▸ **Exercise instructions**: Show every line in the entries below where the word "JSON" appears.
* Start *
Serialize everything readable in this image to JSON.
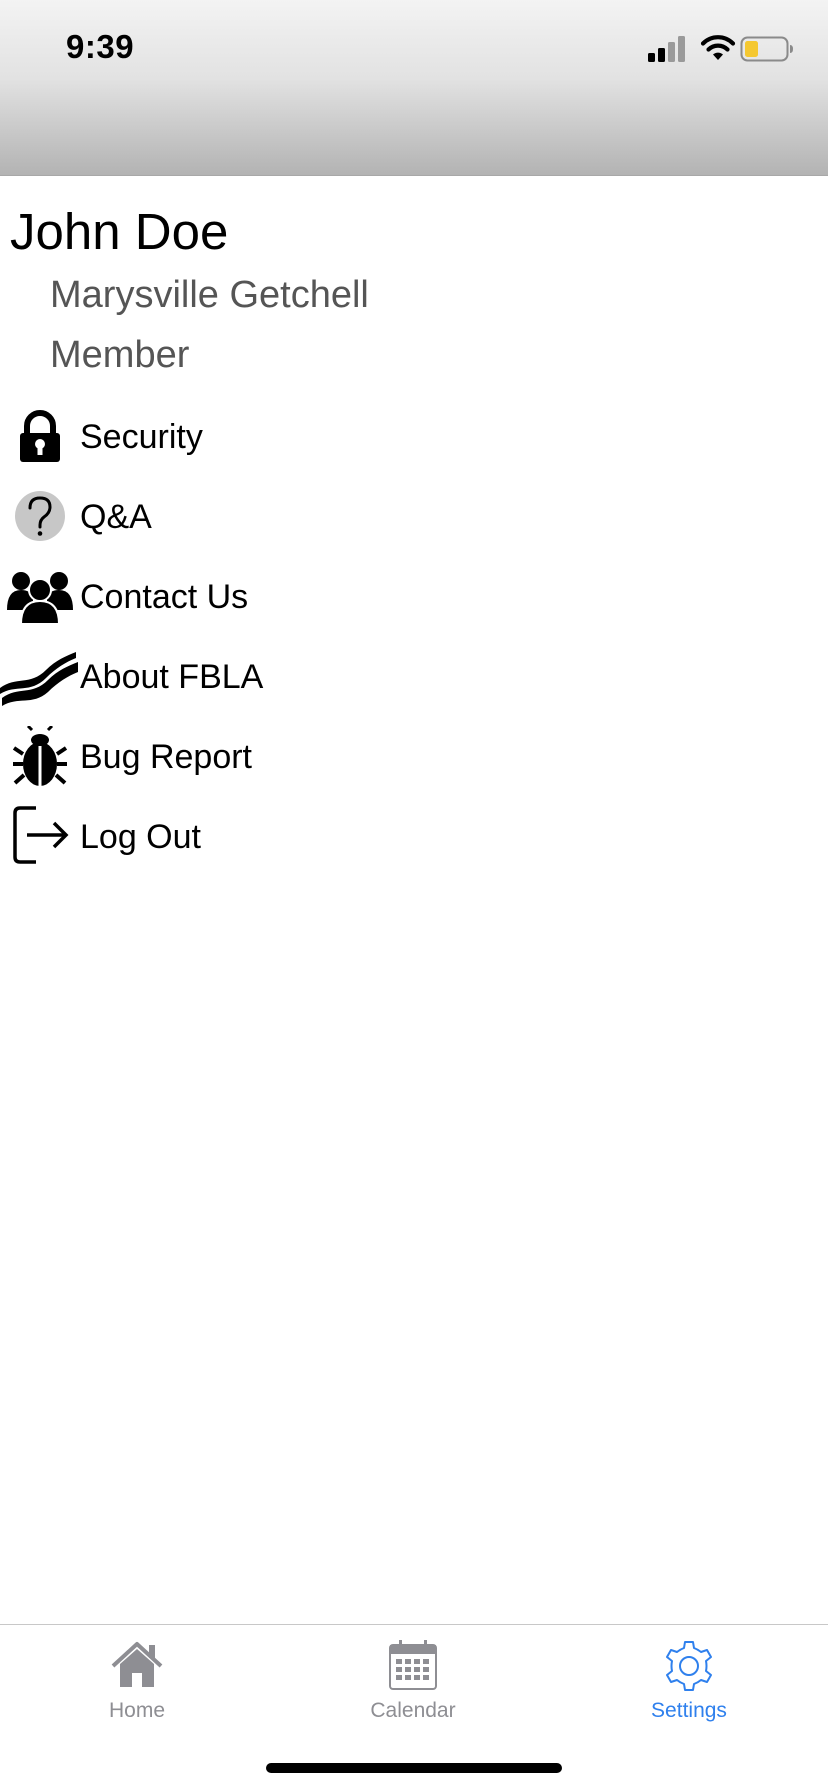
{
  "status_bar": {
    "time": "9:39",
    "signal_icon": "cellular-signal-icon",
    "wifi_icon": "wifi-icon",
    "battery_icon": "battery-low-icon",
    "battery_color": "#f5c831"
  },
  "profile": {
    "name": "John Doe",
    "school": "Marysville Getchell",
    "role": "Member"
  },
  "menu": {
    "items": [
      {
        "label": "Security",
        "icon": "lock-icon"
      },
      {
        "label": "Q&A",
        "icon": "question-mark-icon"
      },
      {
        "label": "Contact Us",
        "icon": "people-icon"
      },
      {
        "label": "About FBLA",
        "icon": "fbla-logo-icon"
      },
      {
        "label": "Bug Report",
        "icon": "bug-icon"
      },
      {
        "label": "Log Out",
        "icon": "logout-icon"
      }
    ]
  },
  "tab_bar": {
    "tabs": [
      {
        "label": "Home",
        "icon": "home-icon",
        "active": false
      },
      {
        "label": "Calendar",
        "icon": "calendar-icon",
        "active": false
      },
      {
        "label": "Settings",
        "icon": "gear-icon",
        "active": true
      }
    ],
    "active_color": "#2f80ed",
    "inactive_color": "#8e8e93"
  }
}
* End *
* Start *
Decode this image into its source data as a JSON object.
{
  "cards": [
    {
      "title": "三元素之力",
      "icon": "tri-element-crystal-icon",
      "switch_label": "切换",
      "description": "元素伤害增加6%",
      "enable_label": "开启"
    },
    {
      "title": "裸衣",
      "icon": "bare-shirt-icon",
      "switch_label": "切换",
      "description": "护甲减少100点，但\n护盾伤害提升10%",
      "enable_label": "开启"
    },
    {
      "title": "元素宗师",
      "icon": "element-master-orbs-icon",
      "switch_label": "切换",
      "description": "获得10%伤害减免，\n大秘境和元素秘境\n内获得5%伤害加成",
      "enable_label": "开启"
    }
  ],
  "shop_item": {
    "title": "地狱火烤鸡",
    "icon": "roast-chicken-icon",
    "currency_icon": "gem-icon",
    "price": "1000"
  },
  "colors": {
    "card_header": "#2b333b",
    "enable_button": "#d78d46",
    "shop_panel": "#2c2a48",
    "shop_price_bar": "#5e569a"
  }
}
* End *
▸ **Solution for this task**:
Serialize everything readable in this image to JSON.
Decode this image into its source data as a JSON object.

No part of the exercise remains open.